Instructions to follow:
Work out how many lines hold the string "What". The answer is a single number, nothing more.

----- Record list -----

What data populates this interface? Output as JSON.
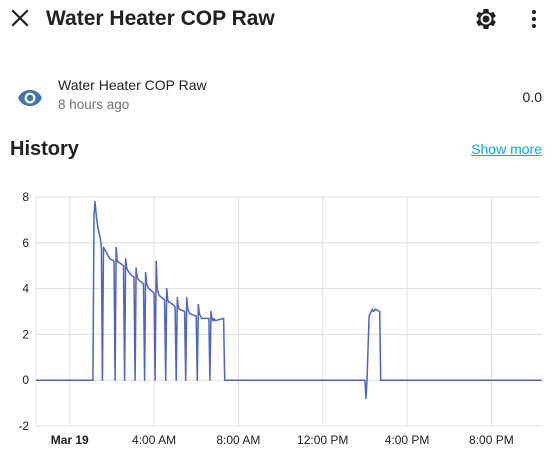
{
  "header": {
    "title": "Water Heater COP Raw",
    "close_icon": "close-icon",
    "settings_icon": "gear-icon",
    "menu_icon": "more-vertical-icon"
  },
  "entity": {
    "icon": "eye-icon",
    "name": "Water Heater COP Raw",
    "last_changed": "8 hours ago",
    "state": "0.0"
  },
  "history": {
    "title": "History",
    "show_more_label": "Show more"
  },
  "colors": {
    "line": "#4f63c4",
    "icon": "#44739e",
    "link": "#03a9f4"
  },
  "chart_data": {
    "type": "line",
    "ylim": [
      -2,
      8
    ],
    "y_ticks": [
      8,
      6,
      4,
      2,
      0,
      -2
    ],
    "x_ticks": [
      {
        "label": "Mar 19",
        "hour": 0,
        "bold": true
      },
      {
        "label": "4:00 AM",
        "hour": 4
      },
      {
        "label": "8:00 AM",
        "hour": 8
      },
      {
        "label": "12:00 PM",
        "hour": 12
      },
      {
        "label": "4:00 PM",
        "hour": 16
      },
      {
        "label": "8:00 PM",
        "hour": 20
      }
    ],
    "xlim_hours": [
      -1.6,
      22.4
    ],
    "grid": true,
    "series": [
      {
        "x_hours": [
          -1.6,
          1.1,
          1.15,
          1.2,
          1.27,
          1.35,
          1.45,
          1.5,
          1.55,
          1.6,
          1.9,
          2.1,
          2.15,
          2.2,
          2.25,
          2.4,
          2.55,
          2.6,
          2.65,
          2.7,
          2.75,
          2.9,
          3.05,
          3.1,
          3.15,
          3.2,
          3.25,
          3.5,
          3.55,
          3.6,
          3.65,
          3.7,
          3.75,
          4.0,
          4.05,
          4.1,
          4.15,
          4.2,
          4.25,
          4.5,
          4.55,
          4.6,
          4.65,
          4.7,
          4.75,
          4.9,
          5.0,
          5.05,
          5.1,
          5.15,
          5.2,
          5.45,
          5.5,
          5.55,
          5.6,
          5.65,
          5.7,
          6.0,
          6.05,
          6.1,
          6.15,
          6.2,
          6.25,
          6.6,
          6.65,
          6.7,
          6.75,
          6.8,
          6.85,
          6.9,
          7.3,
          7.35,
          7.4,
          14.0,
          14.05,
          14.1,
          14.2,
          14.3,
          14.35,
          14.4,
          14.5,
          14.7,
          14.75,
          14.8,
          22.4
        ],
        "y_values": [
          0.0,
          0.0,
          7.2,
          7.8,
          7.1,
          6.6,
          6.2,
          5.8,
          0.0,
          5.8,
          5.3,
          5.2,
          0.0,
          5.8,
          5.2,
          5.1,
          5.0,
          0.0,
          5.3,
          4.9,
          4.8,
          4.6,
          4.5,
          0.0,
          4.9,
          4.5,
          4.4,
          4.2,
          0.0,
          4.7,
          4.2,
          4.1,
          4.0,
          3.8,
          0.0,
          5.2,
          4.0,
          3.8,
          3.7,
          3.5,
          0.0,
          4.0,
          3.5,
          3.4,
          3.4,
          3.3,
          3.2,
          0.0,
          3.6,
          3.2,
          3.1,
          3.0,
          0.0,
          3.6,
          3.1,
          3.0,
          2.9,
          2.8,
          0.0,
          3.3,
          2.9,
          2.8,
          2.7,
          2.7,
          0.0,
          3.0,
          2.7,
          2.6,
          2.7,
          2.6,
          2.7,
          0.0,
          0.0,
          0.0,
          -0.8,
          0.0,
          2.8,
          3.0,
          3.1,
          3.0,
          3.1,
          3.0,
          0.0,
          0.0,
          0.0
        ]
      }
    ]
  }
}
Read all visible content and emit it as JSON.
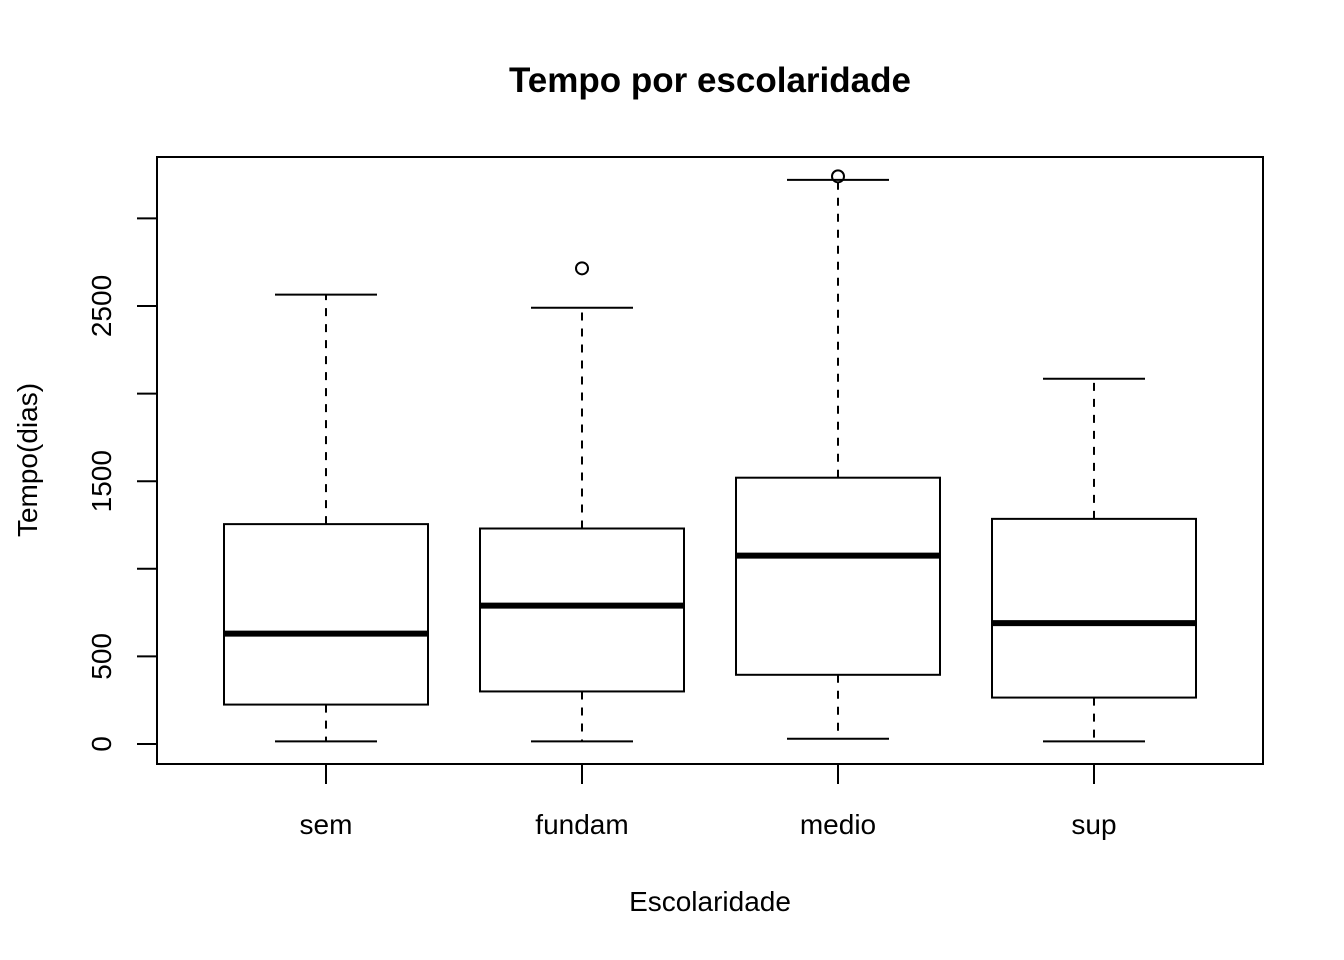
{
  "chart_data": {
    "type": "boxplot",
    "title": "Tempo por escolaridade",
    "xlabel": "Escolaridade",
    "ylabel": "Tempo(dias)",
    "categories": [
      "sem",
      "fundam",
      "medio",
      "sup"
    ],
    "ylim": [
      -120,
      3350
    ],
    "y_ticks": [
      0,
      500,
      1000,
      1500,
      2000,
      2500,
      3000
    ],
    "y_tick_labels": [
      "0",
      "500",
      "",
      "1500",
      "",
      "2500",
      ""
    ],
    "grid": false,
    "legend": "none",
    "boxes": [
      {
        "category": "sem",
        "min": 15,
        "q1": 225,
        "median": 630,
        "q3": 1255,
        "max": 2565,
        "outliers": []
      },
      {
        "category": "fundam",
        "min": 15,
        "q1": 300,
        "median": 790,
        "q3": 1230,
        "max": 2490,
        "outliers": [
          2715
        ]
      },
      {
        "category": "medio",
        "min": 30,
        "q1": 395,
        "median": 1075,
        "q3": 1520,
        "max": 3220,
        "outliers": [
          3240
        ]
      },
      {
        "category": "sup",
        "min": 15,
        "q1": 265,
        "median": 690,
        "q3": 1285,
        "max": 2085,
        "outliers": []
      }
    ]
  }
}
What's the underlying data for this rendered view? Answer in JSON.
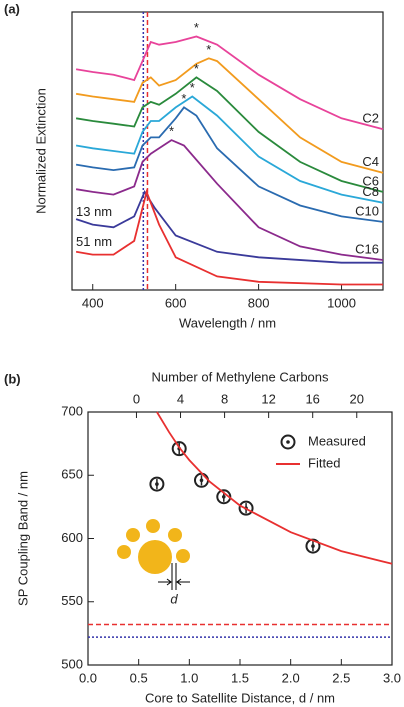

-----

Answer:
2